## Exercise goal
Locate the word "ylabel" in the data below, then copy every line that holds it.

## Data shown
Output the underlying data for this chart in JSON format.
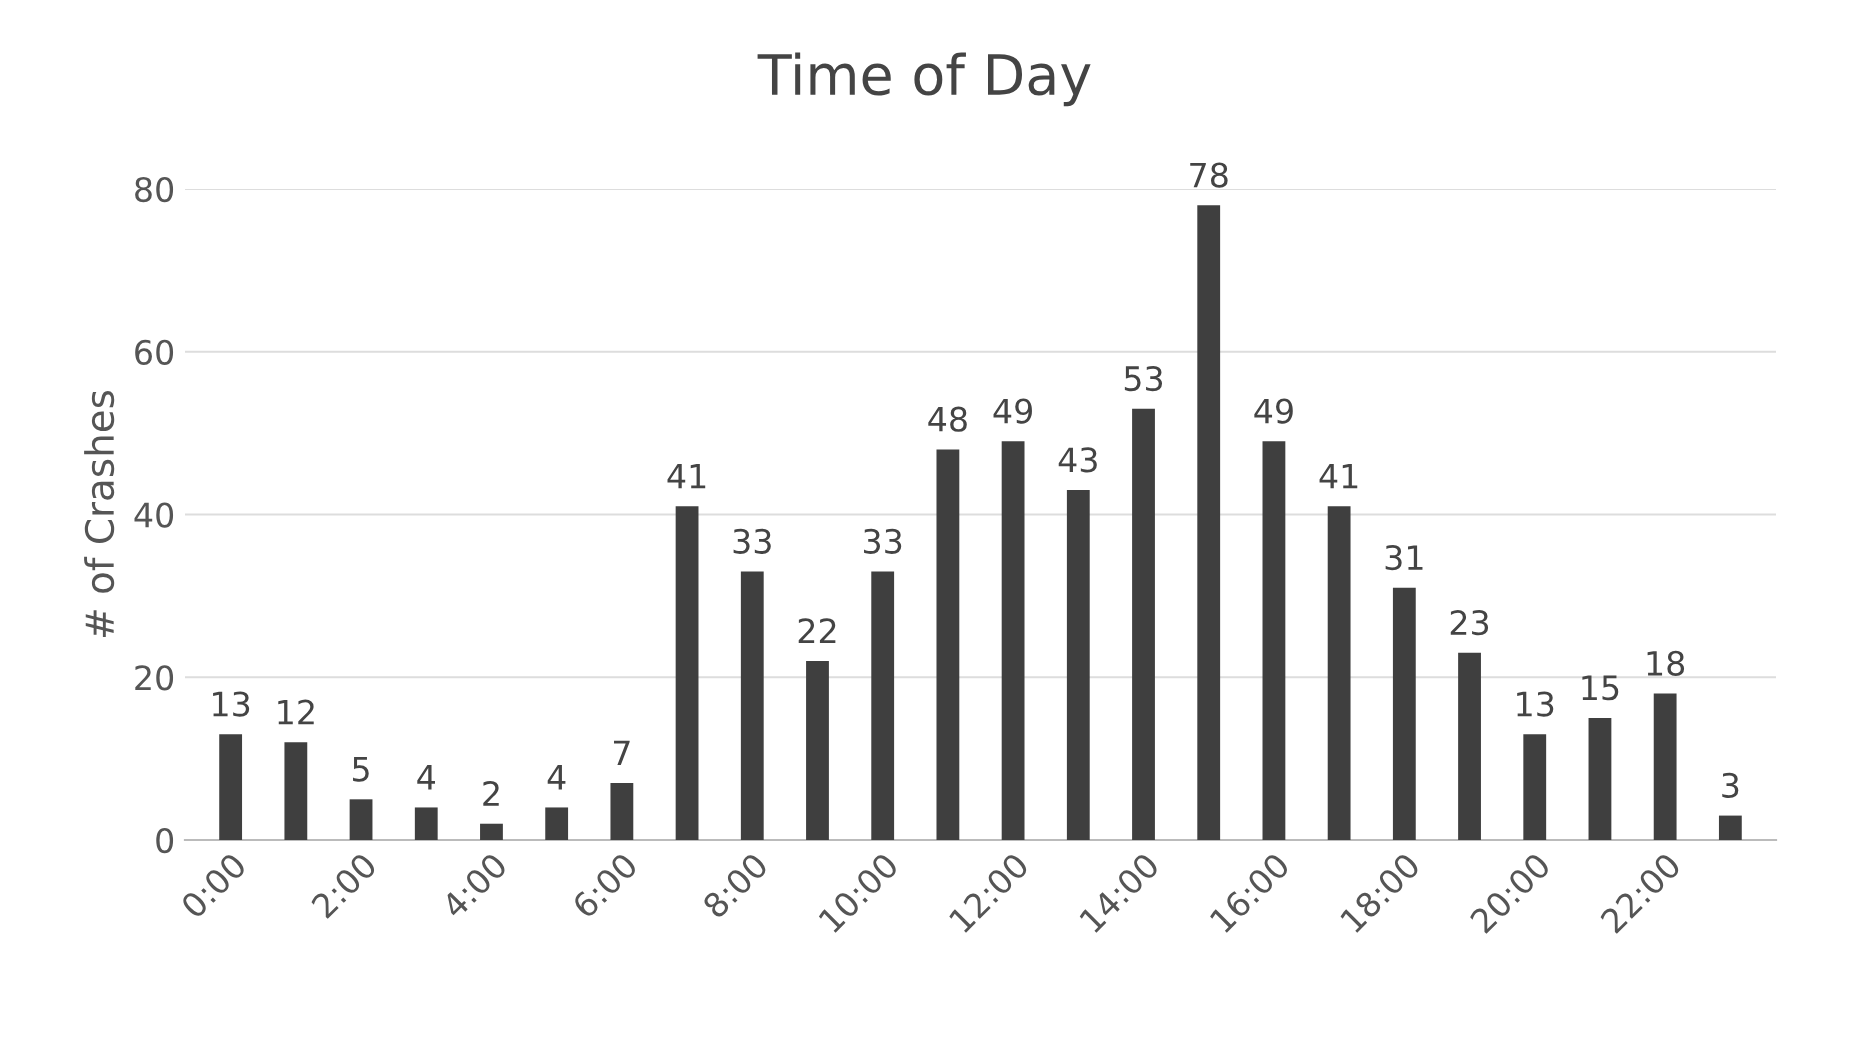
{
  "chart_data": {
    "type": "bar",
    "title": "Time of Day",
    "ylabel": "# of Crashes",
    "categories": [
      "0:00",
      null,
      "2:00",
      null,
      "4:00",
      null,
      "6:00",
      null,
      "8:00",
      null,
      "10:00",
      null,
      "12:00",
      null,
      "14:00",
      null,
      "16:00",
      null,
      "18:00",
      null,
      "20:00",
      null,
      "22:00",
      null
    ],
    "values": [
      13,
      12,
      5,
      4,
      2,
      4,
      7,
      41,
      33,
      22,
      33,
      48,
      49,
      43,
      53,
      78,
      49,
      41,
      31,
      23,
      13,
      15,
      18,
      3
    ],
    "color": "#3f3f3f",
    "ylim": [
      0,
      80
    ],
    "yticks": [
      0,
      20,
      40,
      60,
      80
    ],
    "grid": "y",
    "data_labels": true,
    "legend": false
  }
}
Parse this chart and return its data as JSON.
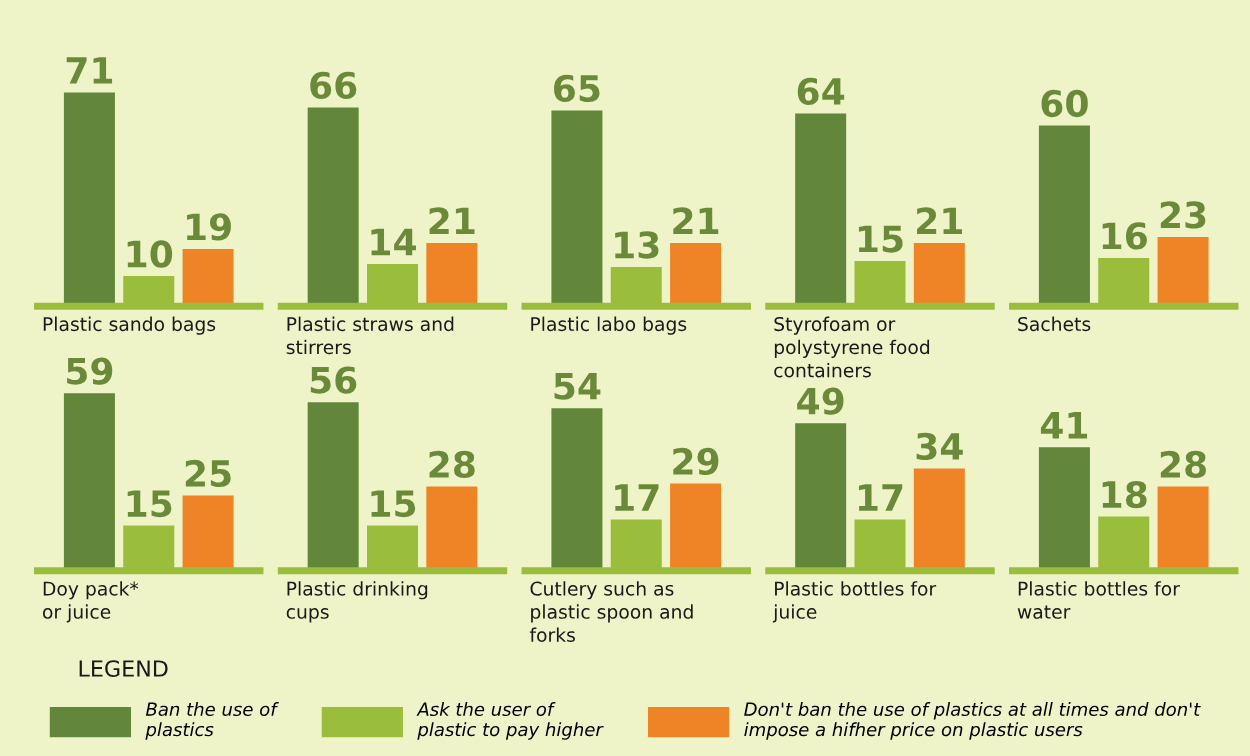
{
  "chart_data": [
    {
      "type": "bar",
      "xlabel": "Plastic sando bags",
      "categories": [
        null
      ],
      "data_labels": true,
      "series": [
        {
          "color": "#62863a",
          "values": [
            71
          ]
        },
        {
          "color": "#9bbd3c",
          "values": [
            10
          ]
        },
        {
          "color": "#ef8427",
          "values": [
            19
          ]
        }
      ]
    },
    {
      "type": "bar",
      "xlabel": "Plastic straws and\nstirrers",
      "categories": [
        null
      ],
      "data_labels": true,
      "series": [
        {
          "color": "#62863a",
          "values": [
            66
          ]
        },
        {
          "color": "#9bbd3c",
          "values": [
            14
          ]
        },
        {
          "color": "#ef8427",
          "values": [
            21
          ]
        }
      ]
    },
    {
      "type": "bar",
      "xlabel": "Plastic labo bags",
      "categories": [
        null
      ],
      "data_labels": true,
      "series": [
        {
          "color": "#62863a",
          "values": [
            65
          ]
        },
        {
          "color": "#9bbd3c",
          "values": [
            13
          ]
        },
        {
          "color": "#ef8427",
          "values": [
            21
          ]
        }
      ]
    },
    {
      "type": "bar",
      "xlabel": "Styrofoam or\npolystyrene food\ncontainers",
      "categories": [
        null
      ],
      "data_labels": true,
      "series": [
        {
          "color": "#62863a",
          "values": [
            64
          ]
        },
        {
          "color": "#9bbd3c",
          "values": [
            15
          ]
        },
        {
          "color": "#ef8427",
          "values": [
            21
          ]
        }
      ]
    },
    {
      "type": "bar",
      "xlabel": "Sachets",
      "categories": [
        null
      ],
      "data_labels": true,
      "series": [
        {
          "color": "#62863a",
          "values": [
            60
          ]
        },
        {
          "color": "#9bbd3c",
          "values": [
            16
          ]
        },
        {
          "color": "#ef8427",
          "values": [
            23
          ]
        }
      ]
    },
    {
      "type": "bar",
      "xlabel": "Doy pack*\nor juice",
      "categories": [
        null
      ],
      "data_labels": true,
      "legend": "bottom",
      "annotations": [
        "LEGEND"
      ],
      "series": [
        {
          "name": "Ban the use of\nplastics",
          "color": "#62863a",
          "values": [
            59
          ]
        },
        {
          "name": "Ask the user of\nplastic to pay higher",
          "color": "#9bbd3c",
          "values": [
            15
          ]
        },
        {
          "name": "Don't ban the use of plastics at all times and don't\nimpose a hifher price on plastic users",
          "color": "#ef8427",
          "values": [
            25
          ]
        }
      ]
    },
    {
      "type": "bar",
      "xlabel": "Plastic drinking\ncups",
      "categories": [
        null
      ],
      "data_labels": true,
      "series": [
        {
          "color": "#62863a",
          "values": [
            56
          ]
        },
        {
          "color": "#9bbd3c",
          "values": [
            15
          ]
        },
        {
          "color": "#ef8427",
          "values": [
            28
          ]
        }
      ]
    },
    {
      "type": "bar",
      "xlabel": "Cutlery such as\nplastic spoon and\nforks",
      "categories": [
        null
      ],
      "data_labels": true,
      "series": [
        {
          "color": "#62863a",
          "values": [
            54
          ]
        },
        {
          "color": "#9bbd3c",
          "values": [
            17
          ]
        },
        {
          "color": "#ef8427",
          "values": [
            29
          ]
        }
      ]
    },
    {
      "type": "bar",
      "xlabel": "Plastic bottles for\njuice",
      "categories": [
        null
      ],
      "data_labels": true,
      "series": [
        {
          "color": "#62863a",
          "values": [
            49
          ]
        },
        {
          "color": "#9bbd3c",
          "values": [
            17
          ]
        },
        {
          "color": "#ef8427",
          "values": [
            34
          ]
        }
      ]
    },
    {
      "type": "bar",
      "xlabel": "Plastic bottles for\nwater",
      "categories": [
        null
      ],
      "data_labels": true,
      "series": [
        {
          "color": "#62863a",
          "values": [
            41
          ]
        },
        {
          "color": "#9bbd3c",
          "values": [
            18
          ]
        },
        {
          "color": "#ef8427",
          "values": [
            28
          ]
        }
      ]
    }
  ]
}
...
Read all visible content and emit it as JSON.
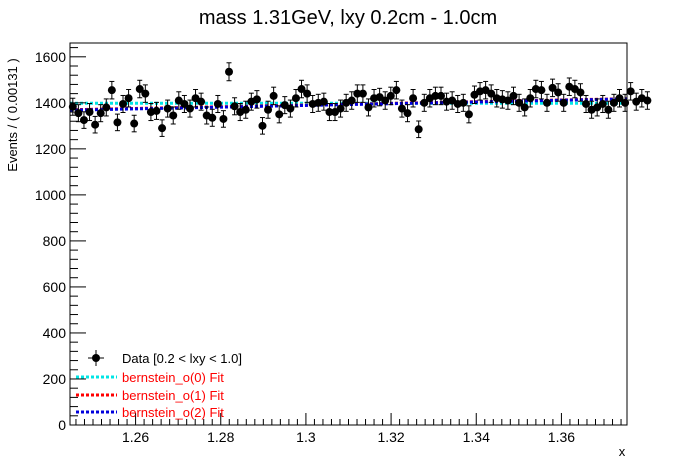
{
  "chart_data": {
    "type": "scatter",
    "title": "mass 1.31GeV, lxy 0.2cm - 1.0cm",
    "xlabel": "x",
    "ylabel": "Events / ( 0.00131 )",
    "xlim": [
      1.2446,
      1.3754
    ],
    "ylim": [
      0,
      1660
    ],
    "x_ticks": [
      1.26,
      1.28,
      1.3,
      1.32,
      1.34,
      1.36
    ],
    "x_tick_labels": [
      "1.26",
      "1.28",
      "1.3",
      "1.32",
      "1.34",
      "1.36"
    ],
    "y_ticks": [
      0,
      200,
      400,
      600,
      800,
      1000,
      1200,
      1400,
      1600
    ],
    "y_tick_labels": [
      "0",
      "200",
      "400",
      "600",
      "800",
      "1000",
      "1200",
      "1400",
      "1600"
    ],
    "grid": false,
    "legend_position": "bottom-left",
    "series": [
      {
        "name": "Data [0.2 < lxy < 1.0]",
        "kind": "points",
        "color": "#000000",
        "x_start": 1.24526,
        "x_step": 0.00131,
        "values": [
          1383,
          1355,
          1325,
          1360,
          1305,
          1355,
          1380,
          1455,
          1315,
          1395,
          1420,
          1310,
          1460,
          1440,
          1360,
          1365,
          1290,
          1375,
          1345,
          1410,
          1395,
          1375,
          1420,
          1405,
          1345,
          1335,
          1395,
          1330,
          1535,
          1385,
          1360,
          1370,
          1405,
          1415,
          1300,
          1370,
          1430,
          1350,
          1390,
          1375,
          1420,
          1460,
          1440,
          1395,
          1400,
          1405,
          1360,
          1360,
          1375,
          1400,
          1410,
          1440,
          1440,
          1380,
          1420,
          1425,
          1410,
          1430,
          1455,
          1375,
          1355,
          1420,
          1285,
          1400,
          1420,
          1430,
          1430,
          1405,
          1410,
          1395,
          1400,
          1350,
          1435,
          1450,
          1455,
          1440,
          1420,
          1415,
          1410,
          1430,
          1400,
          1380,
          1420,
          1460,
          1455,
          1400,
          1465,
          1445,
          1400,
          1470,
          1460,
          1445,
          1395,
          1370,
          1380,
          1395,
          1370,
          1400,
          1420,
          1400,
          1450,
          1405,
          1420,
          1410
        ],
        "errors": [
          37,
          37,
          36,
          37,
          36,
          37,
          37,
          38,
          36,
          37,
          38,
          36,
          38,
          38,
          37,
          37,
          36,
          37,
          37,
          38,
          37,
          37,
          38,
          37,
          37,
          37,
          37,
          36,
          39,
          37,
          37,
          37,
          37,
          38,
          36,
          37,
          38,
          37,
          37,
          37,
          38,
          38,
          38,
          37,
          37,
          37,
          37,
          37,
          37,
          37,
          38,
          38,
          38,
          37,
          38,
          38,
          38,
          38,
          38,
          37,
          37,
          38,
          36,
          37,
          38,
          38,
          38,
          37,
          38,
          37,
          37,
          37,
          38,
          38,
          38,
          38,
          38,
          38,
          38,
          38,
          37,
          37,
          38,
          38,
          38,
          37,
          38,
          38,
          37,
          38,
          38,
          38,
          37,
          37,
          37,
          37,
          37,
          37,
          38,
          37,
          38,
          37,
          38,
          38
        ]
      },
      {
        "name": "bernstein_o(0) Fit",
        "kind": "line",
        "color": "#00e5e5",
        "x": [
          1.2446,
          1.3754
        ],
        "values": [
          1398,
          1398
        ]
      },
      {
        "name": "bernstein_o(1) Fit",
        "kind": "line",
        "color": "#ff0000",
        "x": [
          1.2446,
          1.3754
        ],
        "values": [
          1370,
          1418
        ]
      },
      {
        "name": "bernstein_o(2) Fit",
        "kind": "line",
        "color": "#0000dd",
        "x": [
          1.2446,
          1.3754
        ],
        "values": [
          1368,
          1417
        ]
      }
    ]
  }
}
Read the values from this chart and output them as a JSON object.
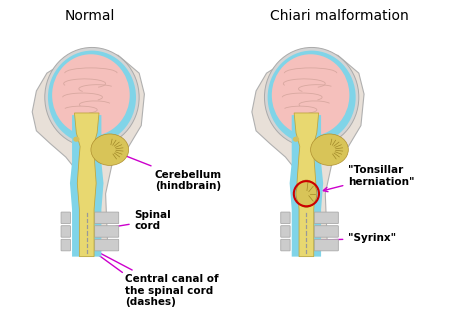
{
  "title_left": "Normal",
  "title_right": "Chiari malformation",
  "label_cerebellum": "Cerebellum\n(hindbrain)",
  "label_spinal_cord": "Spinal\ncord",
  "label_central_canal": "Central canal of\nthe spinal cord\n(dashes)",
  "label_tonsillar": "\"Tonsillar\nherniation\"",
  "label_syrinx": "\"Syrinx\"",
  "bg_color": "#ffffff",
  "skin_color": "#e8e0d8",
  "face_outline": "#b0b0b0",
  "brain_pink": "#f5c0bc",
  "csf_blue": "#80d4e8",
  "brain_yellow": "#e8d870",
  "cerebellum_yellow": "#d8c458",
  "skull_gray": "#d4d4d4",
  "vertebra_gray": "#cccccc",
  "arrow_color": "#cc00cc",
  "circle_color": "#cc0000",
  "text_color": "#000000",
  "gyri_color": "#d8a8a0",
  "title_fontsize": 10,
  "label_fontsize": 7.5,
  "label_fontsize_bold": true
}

## Complete output
    "ylabel": "# of Crashes",
    "ylabel": "Events / ( 0.00131 )",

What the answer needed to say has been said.